WORK TO DO: Your task is to write out the complete listing exactly as it is shown.

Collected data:
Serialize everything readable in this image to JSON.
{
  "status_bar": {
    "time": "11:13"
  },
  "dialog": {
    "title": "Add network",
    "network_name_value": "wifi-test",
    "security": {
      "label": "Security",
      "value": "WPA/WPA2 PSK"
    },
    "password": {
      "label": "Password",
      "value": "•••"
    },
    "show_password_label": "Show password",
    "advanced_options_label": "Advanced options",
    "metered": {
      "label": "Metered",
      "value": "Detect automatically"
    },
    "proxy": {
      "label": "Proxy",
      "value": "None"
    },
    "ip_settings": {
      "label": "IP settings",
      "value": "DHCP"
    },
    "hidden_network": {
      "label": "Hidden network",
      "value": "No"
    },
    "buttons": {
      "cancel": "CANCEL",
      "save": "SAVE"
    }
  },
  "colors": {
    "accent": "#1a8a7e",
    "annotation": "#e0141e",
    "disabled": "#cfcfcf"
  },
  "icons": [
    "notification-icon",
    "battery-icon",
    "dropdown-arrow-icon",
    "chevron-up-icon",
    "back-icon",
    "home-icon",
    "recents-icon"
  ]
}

EXERCISE RESPONSE:
Serialize everything readable in this image to JSON.
{
  "status_bar": {
    "time": "11:13"
  },
  "dialog": {
    "title": "Add network",
    "network_name_value": "wifi-test",
    "security": {
      "label": "Security",
      "value": "WPA/WPA2 PSK"
    },
    "password": {
      "label": "Password",
      "value": "•••"
    },
    "show_password_label": "Show password",
    "advanced_options_label": "Advanced options",
    "metered": {
      "label": "Metered",
      "value": "Detect automatically"
    },
    "proxy": {
      "label": "Proxy",
      "value": "None"
    },
    "ip_settings": {
      "label": "IP settings",
      "value": "DHCP"
    },
    "hidden_network": {
      "label": "Hidden network",
      "value": "No"
    },
    "buttons": {
      "cancel": "CANCEL",
      "save": "SAVE"
    }
  },
  "colors": {
    "accent": "#1a8a7e",
    "annotation": "#e0141e",
    "disabled": "#cfcfcf"
  },
  "icons": [
    "notification-icon",
    "battery-icon",
    "dropdown-arrow-icon",
    "chevron-up-icon",
    "back-icon",
    "home-icon",
    "recents-icon"
  ]
}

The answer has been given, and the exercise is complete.